▶ EXERCISE
Would you extract the whole listing below and retype it exactly?

▶ INPUT RECORDS
__________________________________________________

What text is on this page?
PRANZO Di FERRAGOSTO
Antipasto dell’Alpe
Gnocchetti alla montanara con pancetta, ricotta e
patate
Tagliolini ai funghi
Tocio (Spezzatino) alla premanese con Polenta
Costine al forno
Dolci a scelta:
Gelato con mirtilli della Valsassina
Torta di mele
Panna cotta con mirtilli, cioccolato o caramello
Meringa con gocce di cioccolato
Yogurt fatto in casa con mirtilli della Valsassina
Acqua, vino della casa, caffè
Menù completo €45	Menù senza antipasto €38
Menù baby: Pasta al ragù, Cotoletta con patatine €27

__________________________________________________

▶ RESULT FOR THIS TASK
What text is on this page?
PRANZO Di FERRAGOSTO
Antipasto dell’Alpe
Gnocchetti alla montanara con pancetta, ricotta e
patate
Tagliolini ai funghi
Tocio (Spezzatino) alla premanese con Polenta
Costine al forno
Dolci a scelta:
Gelato con mirtilli della Valsassina
Torta di mele
Panna cotta con mirtilli, cioccolato o caramello
Meringa con gocce di cioccolato
Yogurt fatto in casa con mirtilli della Valsassina
Acqua, vino della casa, caffè
Menù completo €45	Menù senza antipasto €38
Menù baby: Pasta al ragù, Cotoletta con patatine €27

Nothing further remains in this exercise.